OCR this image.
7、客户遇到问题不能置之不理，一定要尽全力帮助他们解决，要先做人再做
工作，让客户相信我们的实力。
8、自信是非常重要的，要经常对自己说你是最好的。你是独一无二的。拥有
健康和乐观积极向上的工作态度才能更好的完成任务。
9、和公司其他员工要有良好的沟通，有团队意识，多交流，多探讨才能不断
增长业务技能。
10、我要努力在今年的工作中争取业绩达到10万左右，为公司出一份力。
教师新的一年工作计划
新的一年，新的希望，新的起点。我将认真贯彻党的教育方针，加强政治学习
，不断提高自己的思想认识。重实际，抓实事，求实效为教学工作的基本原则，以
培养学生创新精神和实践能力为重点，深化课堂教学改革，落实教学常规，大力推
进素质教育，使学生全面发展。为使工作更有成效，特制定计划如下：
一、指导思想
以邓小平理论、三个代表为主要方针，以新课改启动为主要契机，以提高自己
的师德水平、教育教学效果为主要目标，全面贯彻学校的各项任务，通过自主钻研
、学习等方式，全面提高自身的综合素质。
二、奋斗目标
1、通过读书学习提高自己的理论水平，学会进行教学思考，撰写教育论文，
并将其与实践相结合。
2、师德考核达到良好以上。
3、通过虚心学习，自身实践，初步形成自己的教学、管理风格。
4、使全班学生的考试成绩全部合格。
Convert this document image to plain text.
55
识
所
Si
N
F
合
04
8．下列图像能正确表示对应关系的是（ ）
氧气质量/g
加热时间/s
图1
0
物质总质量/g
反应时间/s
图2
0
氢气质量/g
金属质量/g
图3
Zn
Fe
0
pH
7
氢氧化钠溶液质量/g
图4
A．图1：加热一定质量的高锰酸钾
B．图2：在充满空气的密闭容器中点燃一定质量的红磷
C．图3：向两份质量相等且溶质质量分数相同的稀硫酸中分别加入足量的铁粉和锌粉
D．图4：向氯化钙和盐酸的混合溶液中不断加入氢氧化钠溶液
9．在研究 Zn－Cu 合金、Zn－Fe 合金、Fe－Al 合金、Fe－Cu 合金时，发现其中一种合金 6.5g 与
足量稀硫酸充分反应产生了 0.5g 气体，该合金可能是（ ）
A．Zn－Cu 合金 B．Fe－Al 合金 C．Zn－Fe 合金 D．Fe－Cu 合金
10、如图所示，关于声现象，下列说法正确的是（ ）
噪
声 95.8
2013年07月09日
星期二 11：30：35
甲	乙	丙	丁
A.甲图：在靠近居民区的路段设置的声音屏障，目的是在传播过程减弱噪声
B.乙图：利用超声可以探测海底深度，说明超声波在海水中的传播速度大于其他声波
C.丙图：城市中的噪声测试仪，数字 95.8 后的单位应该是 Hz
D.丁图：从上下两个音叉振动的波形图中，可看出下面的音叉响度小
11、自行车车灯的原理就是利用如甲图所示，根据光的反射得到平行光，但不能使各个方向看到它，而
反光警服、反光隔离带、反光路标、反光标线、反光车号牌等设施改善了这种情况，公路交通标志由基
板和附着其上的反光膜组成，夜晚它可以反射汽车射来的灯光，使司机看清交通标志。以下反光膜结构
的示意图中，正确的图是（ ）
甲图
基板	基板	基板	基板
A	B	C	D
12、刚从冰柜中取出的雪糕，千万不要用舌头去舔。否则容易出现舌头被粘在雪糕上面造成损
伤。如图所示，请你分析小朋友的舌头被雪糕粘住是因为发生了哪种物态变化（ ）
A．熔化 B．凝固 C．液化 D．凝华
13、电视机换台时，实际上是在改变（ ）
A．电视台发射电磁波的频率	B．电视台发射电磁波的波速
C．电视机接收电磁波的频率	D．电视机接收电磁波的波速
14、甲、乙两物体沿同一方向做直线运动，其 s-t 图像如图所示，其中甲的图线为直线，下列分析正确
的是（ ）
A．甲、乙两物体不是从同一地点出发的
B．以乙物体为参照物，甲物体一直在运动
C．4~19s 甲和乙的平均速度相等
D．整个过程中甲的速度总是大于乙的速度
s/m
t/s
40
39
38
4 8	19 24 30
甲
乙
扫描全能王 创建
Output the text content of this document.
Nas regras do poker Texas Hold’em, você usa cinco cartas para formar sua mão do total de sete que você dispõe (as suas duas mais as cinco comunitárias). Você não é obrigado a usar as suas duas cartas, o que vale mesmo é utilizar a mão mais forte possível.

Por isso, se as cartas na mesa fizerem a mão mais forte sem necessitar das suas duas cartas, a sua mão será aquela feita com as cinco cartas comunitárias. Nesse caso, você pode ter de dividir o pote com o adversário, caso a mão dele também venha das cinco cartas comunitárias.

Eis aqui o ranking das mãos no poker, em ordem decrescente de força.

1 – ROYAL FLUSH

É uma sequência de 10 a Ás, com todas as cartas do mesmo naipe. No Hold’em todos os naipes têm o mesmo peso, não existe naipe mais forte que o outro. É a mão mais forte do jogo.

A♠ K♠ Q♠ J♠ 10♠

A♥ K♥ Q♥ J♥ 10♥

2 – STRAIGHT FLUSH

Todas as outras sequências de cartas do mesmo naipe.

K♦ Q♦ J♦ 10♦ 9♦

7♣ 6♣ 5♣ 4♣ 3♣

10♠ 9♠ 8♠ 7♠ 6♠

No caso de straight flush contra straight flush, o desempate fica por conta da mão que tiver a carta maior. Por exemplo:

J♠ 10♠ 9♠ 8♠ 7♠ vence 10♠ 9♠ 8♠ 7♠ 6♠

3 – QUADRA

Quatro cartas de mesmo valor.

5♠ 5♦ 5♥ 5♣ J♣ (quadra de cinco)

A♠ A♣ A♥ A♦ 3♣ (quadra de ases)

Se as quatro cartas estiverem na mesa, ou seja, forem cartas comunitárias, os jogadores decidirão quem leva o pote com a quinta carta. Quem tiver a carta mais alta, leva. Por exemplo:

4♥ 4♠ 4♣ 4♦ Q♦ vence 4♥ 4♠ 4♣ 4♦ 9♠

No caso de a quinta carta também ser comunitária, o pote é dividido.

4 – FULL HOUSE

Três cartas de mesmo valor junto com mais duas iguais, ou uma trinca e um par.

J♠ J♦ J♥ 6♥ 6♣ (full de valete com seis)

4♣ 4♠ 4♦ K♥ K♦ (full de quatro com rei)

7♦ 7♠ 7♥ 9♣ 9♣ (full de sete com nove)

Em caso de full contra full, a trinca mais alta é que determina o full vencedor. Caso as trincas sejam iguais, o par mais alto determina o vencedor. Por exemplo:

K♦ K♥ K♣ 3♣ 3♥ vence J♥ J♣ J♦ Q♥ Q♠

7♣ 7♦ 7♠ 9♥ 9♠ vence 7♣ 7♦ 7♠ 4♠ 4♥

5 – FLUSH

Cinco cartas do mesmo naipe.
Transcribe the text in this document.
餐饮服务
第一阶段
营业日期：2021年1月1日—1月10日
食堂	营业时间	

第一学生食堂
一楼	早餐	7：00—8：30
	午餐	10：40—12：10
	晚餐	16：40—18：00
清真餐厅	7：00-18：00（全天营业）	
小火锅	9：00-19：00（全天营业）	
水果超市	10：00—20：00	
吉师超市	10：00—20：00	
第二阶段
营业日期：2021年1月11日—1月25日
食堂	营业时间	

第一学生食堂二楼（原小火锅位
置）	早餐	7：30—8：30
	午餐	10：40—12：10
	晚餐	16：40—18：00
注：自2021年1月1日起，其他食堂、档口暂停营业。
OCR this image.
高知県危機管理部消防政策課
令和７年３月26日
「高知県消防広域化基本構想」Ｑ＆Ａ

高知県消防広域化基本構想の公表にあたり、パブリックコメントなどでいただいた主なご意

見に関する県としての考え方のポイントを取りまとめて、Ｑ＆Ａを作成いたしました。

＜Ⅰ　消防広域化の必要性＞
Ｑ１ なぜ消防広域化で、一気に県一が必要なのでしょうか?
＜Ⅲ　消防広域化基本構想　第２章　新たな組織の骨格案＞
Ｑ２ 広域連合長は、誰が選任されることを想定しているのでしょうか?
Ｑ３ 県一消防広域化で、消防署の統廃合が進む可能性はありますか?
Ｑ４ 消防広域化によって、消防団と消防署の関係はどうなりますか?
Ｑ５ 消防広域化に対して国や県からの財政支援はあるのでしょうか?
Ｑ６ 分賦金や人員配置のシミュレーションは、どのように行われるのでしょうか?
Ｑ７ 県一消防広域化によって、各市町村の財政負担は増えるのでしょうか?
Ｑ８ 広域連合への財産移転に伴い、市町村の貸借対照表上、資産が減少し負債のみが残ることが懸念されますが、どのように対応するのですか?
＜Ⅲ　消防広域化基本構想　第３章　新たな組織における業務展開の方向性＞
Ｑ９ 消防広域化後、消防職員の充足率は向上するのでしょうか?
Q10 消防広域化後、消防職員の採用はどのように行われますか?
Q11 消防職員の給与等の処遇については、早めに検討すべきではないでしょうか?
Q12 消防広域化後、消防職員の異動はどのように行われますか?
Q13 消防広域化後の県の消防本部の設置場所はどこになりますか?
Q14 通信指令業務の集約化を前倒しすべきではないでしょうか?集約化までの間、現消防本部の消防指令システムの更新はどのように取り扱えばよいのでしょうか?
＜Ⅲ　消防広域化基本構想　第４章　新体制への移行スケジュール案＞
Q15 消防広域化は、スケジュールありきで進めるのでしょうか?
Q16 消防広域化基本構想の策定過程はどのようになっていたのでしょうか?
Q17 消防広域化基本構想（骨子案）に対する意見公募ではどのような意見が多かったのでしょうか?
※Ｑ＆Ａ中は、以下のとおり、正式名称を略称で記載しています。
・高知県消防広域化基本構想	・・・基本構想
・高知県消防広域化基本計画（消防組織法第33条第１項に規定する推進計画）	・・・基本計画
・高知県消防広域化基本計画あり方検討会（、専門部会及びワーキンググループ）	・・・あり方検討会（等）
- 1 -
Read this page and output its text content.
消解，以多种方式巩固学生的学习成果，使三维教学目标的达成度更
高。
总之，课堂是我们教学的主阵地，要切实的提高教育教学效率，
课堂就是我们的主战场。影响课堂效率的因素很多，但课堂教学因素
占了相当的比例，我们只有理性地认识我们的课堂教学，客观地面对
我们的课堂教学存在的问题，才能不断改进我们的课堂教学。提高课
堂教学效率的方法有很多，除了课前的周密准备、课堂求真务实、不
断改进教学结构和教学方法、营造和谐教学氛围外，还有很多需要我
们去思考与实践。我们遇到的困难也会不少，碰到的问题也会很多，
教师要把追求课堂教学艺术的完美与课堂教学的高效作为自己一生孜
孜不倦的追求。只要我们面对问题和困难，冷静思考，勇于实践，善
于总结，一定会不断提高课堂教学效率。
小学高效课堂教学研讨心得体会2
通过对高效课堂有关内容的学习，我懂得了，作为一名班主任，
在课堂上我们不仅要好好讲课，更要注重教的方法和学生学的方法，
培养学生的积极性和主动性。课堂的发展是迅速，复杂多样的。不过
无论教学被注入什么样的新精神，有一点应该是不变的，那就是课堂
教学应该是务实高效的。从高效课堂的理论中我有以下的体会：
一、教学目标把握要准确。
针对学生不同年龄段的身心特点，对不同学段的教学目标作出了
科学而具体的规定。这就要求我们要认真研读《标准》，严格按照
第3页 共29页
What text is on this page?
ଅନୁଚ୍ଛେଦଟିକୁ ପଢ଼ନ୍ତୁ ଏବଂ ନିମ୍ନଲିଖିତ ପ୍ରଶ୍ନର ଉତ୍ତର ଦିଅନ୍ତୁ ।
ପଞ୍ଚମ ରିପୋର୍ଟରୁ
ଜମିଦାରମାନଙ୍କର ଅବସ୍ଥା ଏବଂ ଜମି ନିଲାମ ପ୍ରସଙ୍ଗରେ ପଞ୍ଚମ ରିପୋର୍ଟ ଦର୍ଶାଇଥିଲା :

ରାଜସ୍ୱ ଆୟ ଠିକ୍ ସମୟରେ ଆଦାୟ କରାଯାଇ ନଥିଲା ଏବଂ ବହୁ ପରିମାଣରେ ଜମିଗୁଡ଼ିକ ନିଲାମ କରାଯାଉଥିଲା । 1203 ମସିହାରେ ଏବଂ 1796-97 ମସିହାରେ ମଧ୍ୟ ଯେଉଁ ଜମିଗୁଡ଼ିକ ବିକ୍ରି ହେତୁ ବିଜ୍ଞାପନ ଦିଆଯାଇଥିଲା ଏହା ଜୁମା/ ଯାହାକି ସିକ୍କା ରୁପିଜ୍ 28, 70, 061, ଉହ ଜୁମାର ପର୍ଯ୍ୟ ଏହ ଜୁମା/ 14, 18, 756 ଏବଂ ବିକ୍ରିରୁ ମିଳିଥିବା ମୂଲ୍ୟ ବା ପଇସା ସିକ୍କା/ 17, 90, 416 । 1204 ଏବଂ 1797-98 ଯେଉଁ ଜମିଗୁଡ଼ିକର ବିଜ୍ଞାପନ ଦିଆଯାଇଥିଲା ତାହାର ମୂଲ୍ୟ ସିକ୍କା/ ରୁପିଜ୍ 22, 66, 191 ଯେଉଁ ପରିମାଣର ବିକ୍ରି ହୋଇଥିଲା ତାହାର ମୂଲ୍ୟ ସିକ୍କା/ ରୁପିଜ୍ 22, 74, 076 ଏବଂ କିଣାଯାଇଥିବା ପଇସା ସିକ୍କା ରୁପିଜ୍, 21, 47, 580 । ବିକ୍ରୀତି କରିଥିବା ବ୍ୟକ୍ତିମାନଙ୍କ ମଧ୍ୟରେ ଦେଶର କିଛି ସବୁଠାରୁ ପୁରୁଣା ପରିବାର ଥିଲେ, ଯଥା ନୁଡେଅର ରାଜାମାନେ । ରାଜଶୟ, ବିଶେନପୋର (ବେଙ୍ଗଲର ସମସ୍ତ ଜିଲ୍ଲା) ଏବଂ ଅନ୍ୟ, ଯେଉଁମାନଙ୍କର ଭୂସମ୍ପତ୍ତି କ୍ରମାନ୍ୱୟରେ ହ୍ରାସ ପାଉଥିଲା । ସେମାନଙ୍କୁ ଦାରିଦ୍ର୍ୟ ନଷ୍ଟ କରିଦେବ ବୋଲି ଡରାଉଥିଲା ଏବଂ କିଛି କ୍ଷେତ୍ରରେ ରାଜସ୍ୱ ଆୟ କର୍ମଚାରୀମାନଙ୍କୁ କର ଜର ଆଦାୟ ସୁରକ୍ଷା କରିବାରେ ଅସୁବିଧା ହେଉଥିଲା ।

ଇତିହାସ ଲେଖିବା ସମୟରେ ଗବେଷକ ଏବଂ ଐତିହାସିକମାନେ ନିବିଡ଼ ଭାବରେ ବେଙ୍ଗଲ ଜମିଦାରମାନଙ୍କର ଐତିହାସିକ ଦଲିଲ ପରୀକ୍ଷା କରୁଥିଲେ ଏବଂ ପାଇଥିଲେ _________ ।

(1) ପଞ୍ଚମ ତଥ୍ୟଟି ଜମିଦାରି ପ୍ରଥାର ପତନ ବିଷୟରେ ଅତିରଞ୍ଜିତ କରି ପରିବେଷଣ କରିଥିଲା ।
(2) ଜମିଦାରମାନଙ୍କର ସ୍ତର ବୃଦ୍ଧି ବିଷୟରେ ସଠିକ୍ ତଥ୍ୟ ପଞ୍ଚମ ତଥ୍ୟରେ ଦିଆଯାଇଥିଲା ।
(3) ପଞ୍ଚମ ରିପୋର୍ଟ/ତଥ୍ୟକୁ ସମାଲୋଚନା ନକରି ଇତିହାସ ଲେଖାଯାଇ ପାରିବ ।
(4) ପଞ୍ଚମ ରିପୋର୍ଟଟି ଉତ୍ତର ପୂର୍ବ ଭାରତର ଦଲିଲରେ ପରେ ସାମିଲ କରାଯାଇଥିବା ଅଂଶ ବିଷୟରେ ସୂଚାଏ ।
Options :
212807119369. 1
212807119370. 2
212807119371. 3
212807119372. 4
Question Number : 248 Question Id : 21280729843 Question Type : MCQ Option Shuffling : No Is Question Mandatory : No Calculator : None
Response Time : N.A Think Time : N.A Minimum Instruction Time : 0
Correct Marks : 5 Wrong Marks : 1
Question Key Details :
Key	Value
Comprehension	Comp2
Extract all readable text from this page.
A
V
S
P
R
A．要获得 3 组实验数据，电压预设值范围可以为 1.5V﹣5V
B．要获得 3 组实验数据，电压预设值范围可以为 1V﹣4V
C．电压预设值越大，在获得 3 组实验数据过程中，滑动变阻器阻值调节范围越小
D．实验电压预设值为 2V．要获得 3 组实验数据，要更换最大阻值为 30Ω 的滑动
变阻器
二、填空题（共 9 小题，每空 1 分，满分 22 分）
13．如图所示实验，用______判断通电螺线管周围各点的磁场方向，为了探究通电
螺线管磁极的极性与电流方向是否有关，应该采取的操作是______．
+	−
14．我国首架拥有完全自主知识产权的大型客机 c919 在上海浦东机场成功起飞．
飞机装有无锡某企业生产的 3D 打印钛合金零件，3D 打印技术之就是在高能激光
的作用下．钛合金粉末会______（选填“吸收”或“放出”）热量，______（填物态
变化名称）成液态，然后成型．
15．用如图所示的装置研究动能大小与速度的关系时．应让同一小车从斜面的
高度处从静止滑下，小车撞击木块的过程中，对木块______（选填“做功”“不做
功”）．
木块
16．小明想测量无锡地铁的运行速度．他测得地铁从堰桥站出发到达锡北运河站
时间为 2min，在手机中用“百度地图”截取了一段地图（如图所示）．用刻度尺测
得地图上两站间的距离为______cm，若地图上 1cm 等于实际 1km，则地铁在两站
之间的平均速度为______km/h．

> _The problem_
Filter out all lines lacking the word "content" and copy the rest.

> _Completed exercise_
Output the text content of this document.
Read this page and output its text content.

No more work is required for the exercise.